Supplied data:
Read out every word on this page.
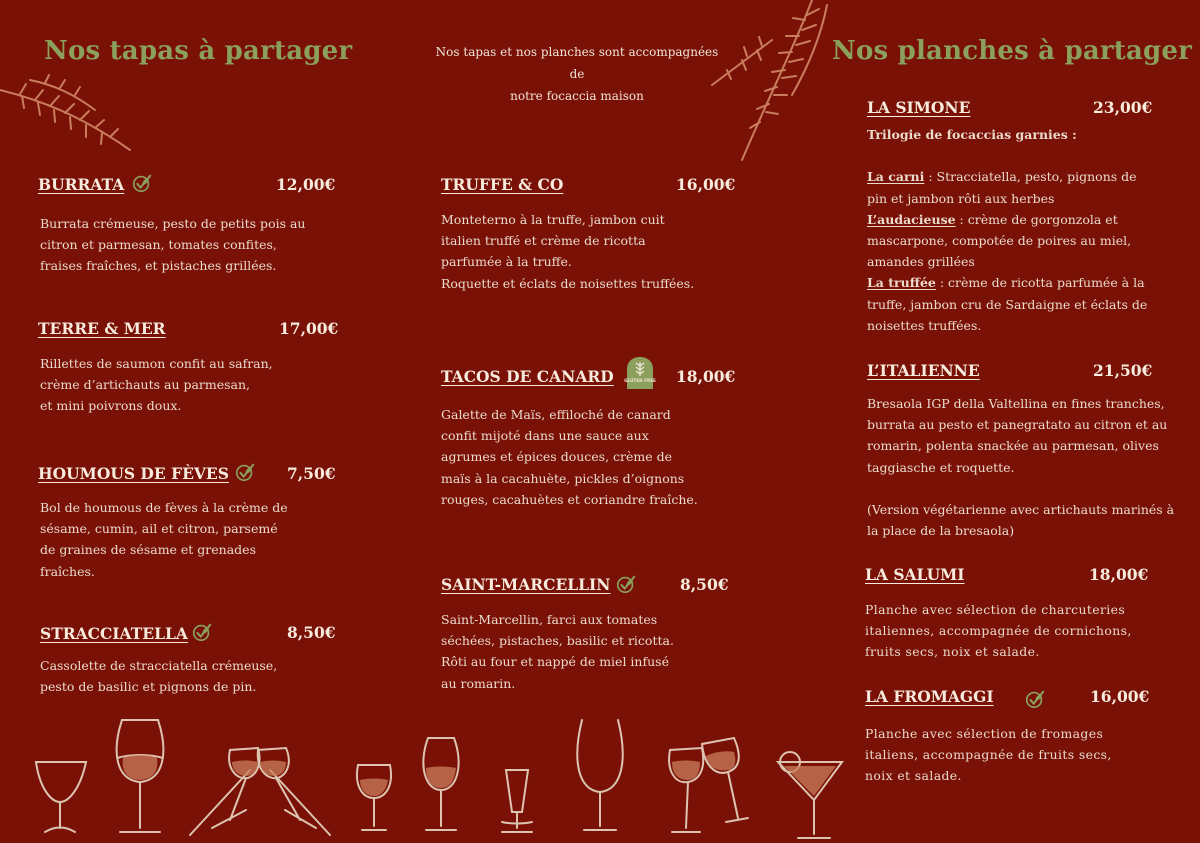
Nos tapas à partager
BURRATA	12,00€

Burrata crémeuse, pesto de petits pois au

citron et parmesan, tomates confites,

fraises fraîches, et pistaches grillées.

TERRE & MER	17,00€

Rillettes de saumon confit au safran,

crème d’artichauts au parmesan,

et mini poivrons doux.

HOUMOUS DE FÈVES	7,50€

Bol de houmous de fèves à la crème de

sésame, cumin, ail et citron, parsemé

de graines de sésame et grenades

fraîches.

STRACCIATELLA	8,50€

Cassolette de stracciatella crémeuse,

pesto de basilic et pignons de pin.

Nos tapas et nos planches sont accompagnées de
notre focaccia maison
TRUFFE & CO	16,00€

Monteterno à la truffe, jambon cuit

italien truffé et crème de ricotta

parfumée à la truffe.

Roquette et éclats de noisettes truffées.

TACOS DE CANARD GLUTEN FREE 18,00€

Galette de Maïs, effiloché de canard

confit mijoté dans une sauce aux

agrumes et épices douces, crème de

maïs à la cacahuète, pickles d’oignons

rouges, cacahuètes et coriandre fraîche.

SAINT-MARCELLIN	8,50€

Saint-Marcellin, farci aux tomates

séchées, pistaches, basilic et ricotta.

Rôti au four et nappé de miel infusé

au romarin.

Nos planches à partager
LA SIMONE	23,00€

Trilogie de focaccias garnies :

La carni : Stracciatella, pesto, pignons de pin et jambon rôti aux herbes

L’audacieuse : crème de gorgonzola et mascarpone, compotée de poires au miel, amandes grillées

La truffée : crème de ricotta parfumée à la truffe, jambon cru de Sardaigne et éclats de noisettes truffées.

L’ITALIENNE	21,50€

Bresaola IGP della Valtellina en fines tranches,

burrata au pesto et panegratato au citron et au

romarin, polenta snackée au parmesan, olives

taggiasche et roquette.

(Version végétarienne avec artichauts marinés à

la place de la bresaola)

LA SALUMI	18,00€

Planche avec sélection de charcuteries

italiennes, accompagnée de cornichons,

fruits secs, noix et salade.

LA FROMAGGI	16,00€

Planche avec sélection de fromages

italiens, accompagnée de fruits secs,

noix et salade.
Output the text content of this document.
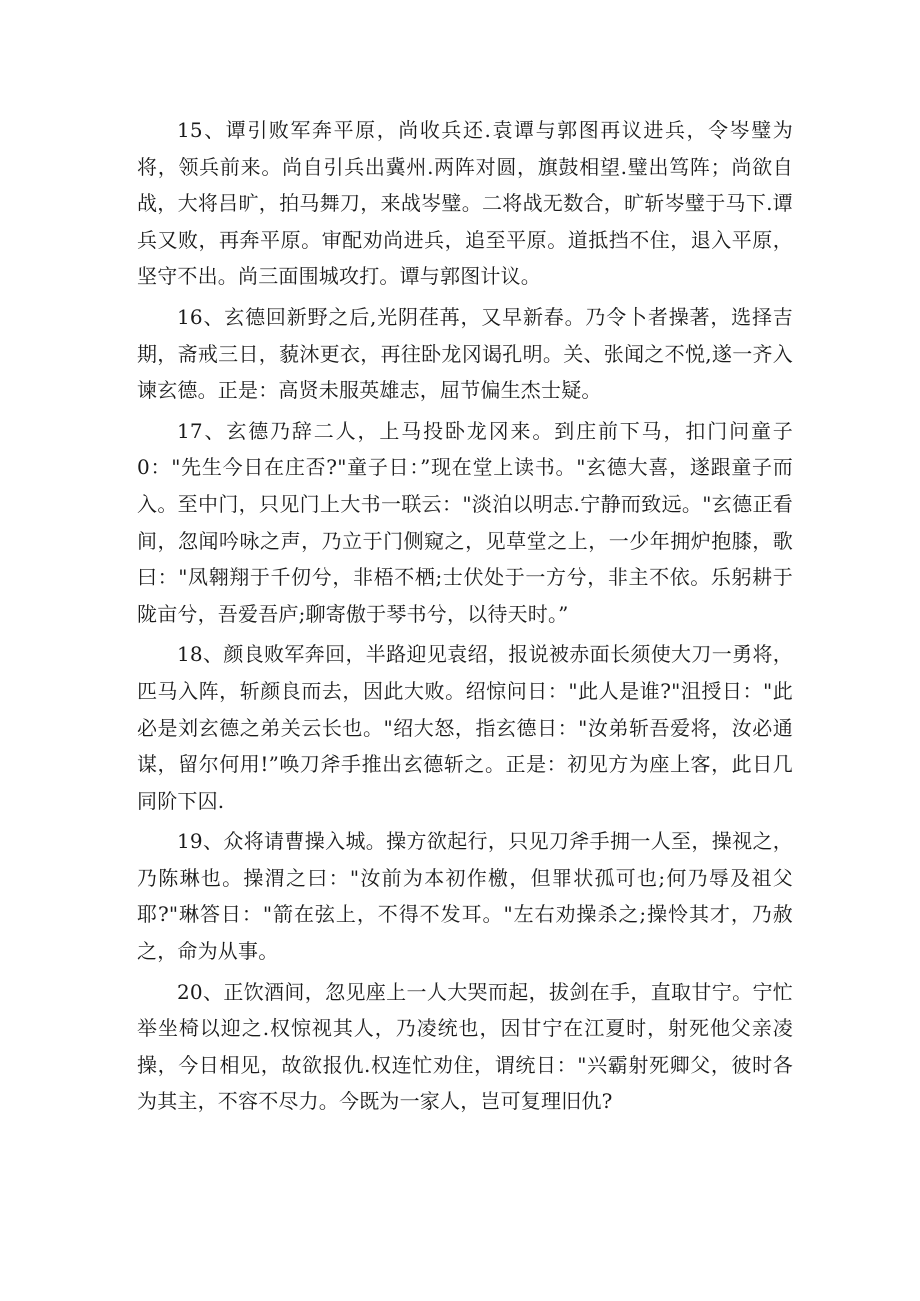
15、谭引败军奔平原，尚收兵还.袁谭与郭图再议进兵，令岑璧为将，领兵前来。尚自引兵出冀州.两阵对圆，旗鼓相望.璧出笃阵；尚欲自战，大将吕旷，拍马舞刀，来战岑璧。二将战无数合，旷斩岑璧于马下.谭兵又败，再奔平原。审配劝尚进兵，追至平原。道抵挡不住，退入平原，坚守不出。尚三面围城攻打。谭与郭图计议。

16、玄德回新野之后,光阴荏苒，又早新春。乃令卜者操著，选择吉期，斋戒三日，藐沐更衣，再往卧龙冈谒孔明。关、张闻之不悦,遂一齐入谏玄德。正是：高贤未服英雄志，屈节偏生杰士疑。

17、玄德乃辞二人，上马投卧龙冈来。到庄前下马，扣门问童子0："先生今日在庄否?"童子日：”现在堂上读书。"玄德大喜，遂跟童子而入。至中门，只见门上大书一联云："淡泊以明志.宁静而致远。"玄德正看间，忽闻吟咏之声，乃立于门侧窥之，见草堂之上，一少年拥炉抱膝，歌曰："凤翱翔于千仞兮，非梧不栖;士伏处于一方兮，非主不依。乐躬耕于陇亩兮，吾爱吾庐;聊寄傲于琴书兮，以待天时。”

18、颜良败军奔回，半路迎见袁绍，报说被赤面长须使大刀一勇将，匹马入阵，斩颜良而去，因此大败。绍惊问日："此人是谁?"沮授日："此必是刘玄德之弟关云长也。"绍大怒，指玄德日："汝弟斩吾爱将，汝必通谋，留尔何用!”唤刀斧手推出玄德斩之。正是：初见方为座上客，此日几同阶下囚.

19、众将请曹操入城。操方欲起行，只见刀斧手拥一人至，操视之，乃陈琳也。操渭之曰："汝前为本初作檄，但罪状孤可也;何乃辱及祖父耶?"琳答日："箭在弦上，不得不发耳。"左右劝操杀之;操怜其才，乃赦之，命为从事。

20、正饮酒间，忽见座上一人大哭而起，拔剑在手，直取甘宁。宁忙举坐椅以迎之.权惊视其人，乃凌统也，因甘宁在江夏时，射死他父亲凌操，今日相见，故欲报仇.权连忙劝住，谓统日："兴霸射死卿父，彼时各为其主，不容不尽力。今既为一家人，岂可复理旧仇?
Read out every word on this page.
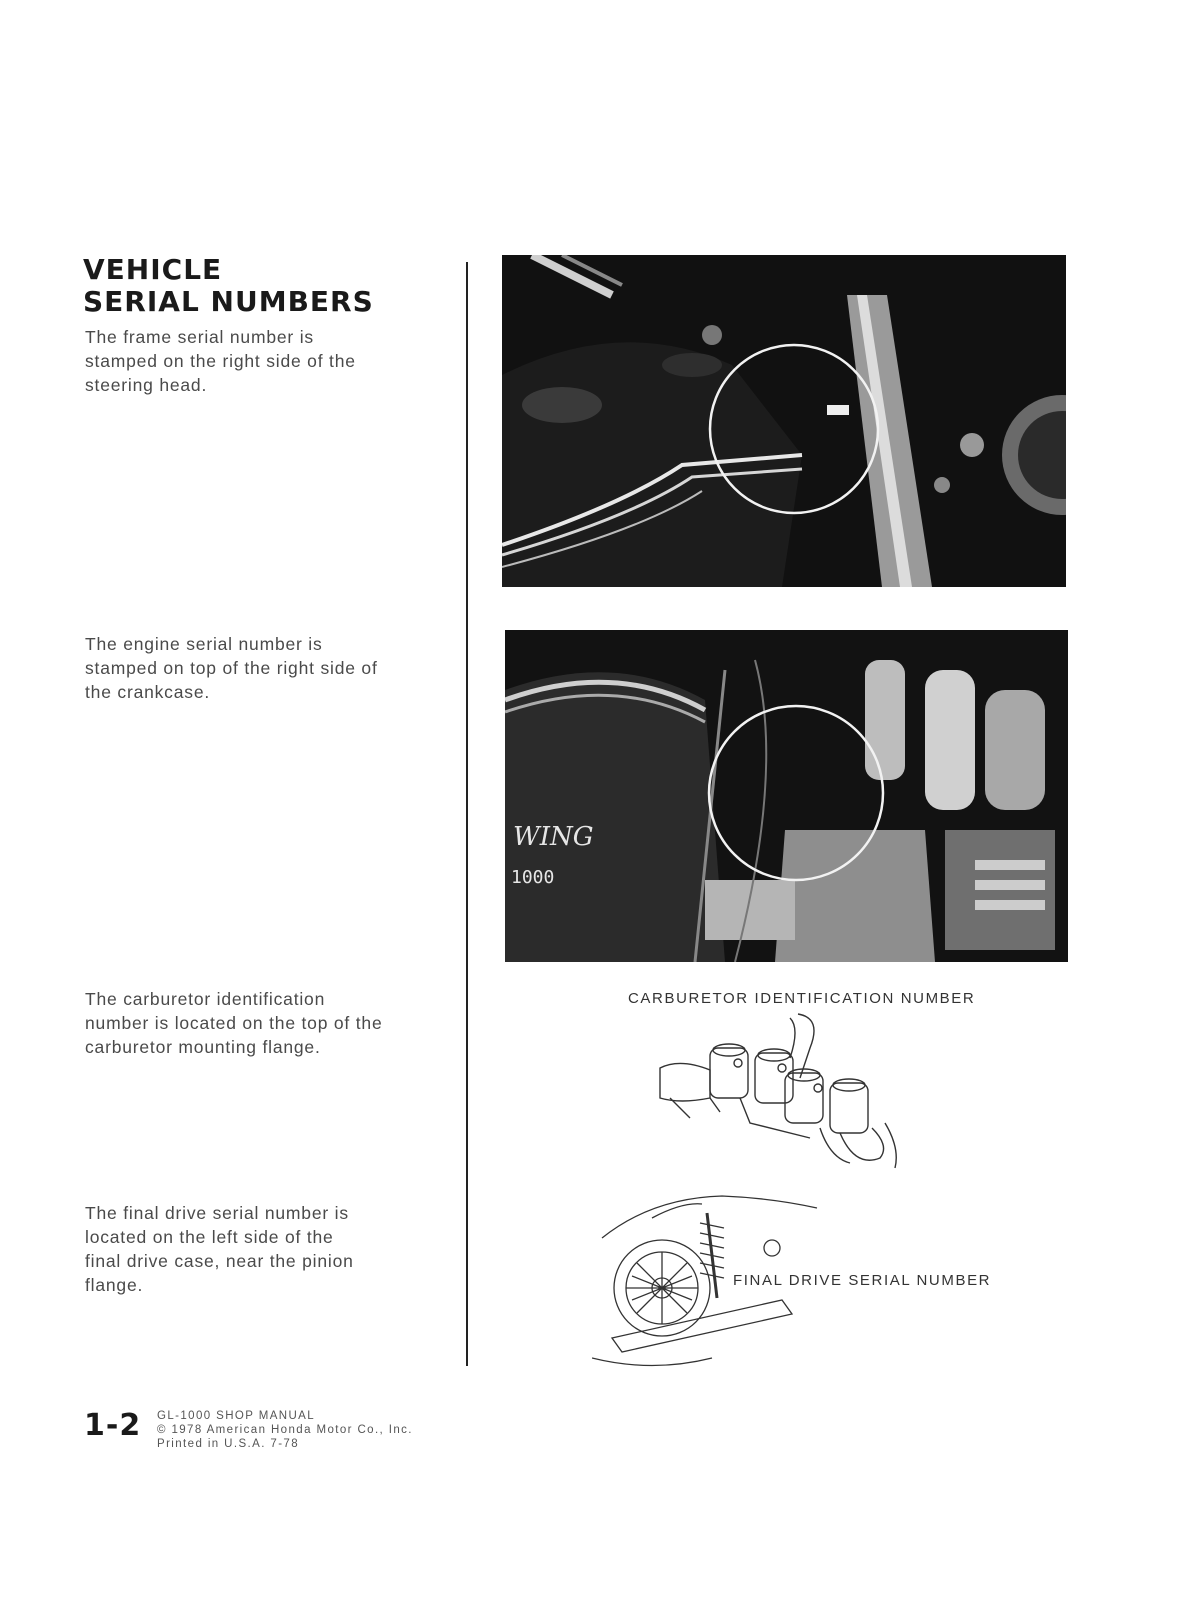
VEHICLE
SERIAL NUMBERS

The frame serial number is stamped on the right side of the steering head.

The engine serial number is stamped on top of the right side of the crankcase.

The carburetor identification number is located on the top of the carburetor mounting flange.

The final drive serial number is located on the left side of the final drive case, near the pinion flange.

WING
1000
CARBURETOR IDENTIFICATION NUMBER
FINAL DRIVE SERIAL NUMBER
1-2 GL-1000 SHOP MANUAL
© 1978 American Honda Motor Co., Inc.
Printed in U.S.A. 7-78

What you need to do: Print each entry shown above with exact wording and no pictures.

Result for this exercise:
Read out every word on this page.
Nos tapas à partager
BURRATA	12,00€

Burrata crémeuse, pesto de petits pois au

citron et parmesan, tomates confites,

fraises fraîches, et pistaches grillées.

TERRE & MER	17,00€

Rillettes de saumon confit au safran,

crème d’artichauts au parmesan,

et mini poivrons doux.

HOUMOUS DE FÈVES	7,50€

Bol de houmous de fèves à la crème de

sésame, cumin, ail et citron, parsemé

de graines de sésame et grenades

fraîches.

STRACCIATELLA	8,50€

Cassolette de stracciatella crémeuse,

pesto de basilic et pignons de pin.

Nos tapas et nos planches sont accompagnées de
notre focaccia maison
TRUFFE & CO	16,00€

Monteterno à la truffe, jambon cuit

italien truffé et crème de ricotta

parfumée à la truffe.

Roquette et éclats de noisettes truffées.

TACOS DE CANARD GLUTEN FREE 18,00€

Galette de Maïs, effiloché de canard

confit mijoté dans une sauce aux

agrumes et épices douces, crème de

maïs à la cacahuète, pickles d’oignons

rouges, cacahuètes et coriandre fraîche.

SAINT-MARCELLIN	8,50€

Saint-Marcellin, farci aux tomates

séchées, pistaches, basilic et ricotta.

Rôti au four et nappé de miel infusé

au romarin.

Nos planches à partager
LA SIMONE	23,00€

Trilogie de focaccias garnies :

La carni : Stracciatella, pesto, pignons de pin et jambon rôti aux herbes

L’audacieuse : crème de gorgonzola et mascarpone, compotée de poires au miel, amandes grillées

La truffée : crème de ricotta parfumée à la truffe, jambon cru de Sardaigne et éclats de noisettes truffées.

L’ITALIENNE	21,50€

Bresaola IGP della Valtellina en fines tranches,

burrata au pesto et panegratato au citron et au

romarin, polenta snackée au parmesan, olives

taggiasche et roquette.

(Version végétarienne avec artichauts marinés à

la place de la bresaola)

LA SALUMI	18,00€

Planche avec sélection de charcuteries

italiennes, accompagnée de cornichons,

fruits secs, noix et salade.

LA FROMAGGI	16,00€

Planche avec sélection de fromages

italiens, accompagnée de fruits secs,

noix et salade.
Output the text content of this document.
15、谭引败军奔平原，尚收兵还.袁谭与郭图再议进兵，令岑璧为将，领兵前来。尚自引兵出冀州.两阵对圆，旗鼓相望.璧出笃阵；尚欲自战，大将吕旷，拍马舞刀，来战岑璧。二将战无数合，旷斩岑璧于马下.谭兵又败，再奔平原。审配劝尚进兵，追至平原。道抵挡不住，退入平原，坚守不出。尚三面围城攻打。谭与郭图计议。

16、玄德回新野之后,光阴荏苒，又早新春。乃令卜者操著，选择吉期，斋戒三日，藐沐更衣，再往卧龙冈谒孔明。关、张闻之不悦,遂一齐入谏玄德。正是：高贤未服英雄志，屈节偏生杰士疑。

17、玄德乃辞二人，上马投卧龙冈来。到庄前下马，扣门问童子0："先生今日在庄否?"童子日：”现在堂上读书。"玄德大喜，遂跟童子而入。至中门，只见门上大书一联云："淡泊以明志.宁静而致远。"玄德正看间，忽闻吟咏之声，乃立于门侧窥之，见草堂之上，一少年拥炉抱膝，歌曰："凤翱翔于千仞兮，非梧不栖;士伏处于一方兮，非主不依。乐躬耕于陇亩兮，吾爱吾庐;聊寄傲于琴书兮，以待天时。”

18、颜良败军奔回，半路迎见袁绍，报说被赤面长须使大刀一勇将，匹马入阵，斩颜良而去，因此大败。绍惊问日："此人是谁?"沮授日："此必是刘玄德之弟关云长也。"绍大怒，指玄德日："汝弟斩吾爱将，汝必通谋，留尔何用!”唤刀斧手推出玄德斩之。正是：初见方为座上客，此日几同阶下囚.

19、众将请曹操入城。操方欲起行，只见刀斧手拥一人至，操视之，乃陈琳也。操渭之曰："汝前为本初作檄，但罪状孤可也;何乃辱及祖父耶?"琳答日："箭在弦上，不得不发耳。"左右劝操杀之;操怜其才，乃赦之，命为从事。

20、正饮酒间，忽见座上一人大哭而起，拔剑在手，直取甘宁。宁忙举坐椅以迎之.权惊视其人，乃凌统也，因甘宁在江夏时，射死他父亲凌操，今日相见，故欲报仇.权连忙劝住，谓统日："兴霸射死卿父，彼时各为其主，不容不尽力。今既为一家人，岂可复理旧仇?
Read out every word on this page.
VEHICLE
SERIAL NUMBERS

The frame serial number is stamped on the right side of the steering head.

The engine serial number is stamped on top of the right side of the crankcase.

The carburetor identification number is located on the top of the carburetor mounting flange.

The final drive serial number is located on the left side of the final drive case, near the pinion flange.

WING
1000
CARBURETOR IDENTIFICATION NUMBER
FINAL DRIVE SERIAL NUMBER
1-2 GL-1000 SHOP MANUAL
© 1978 American Honda Motor Co., Inc.
Printed in U.S.A. 7-78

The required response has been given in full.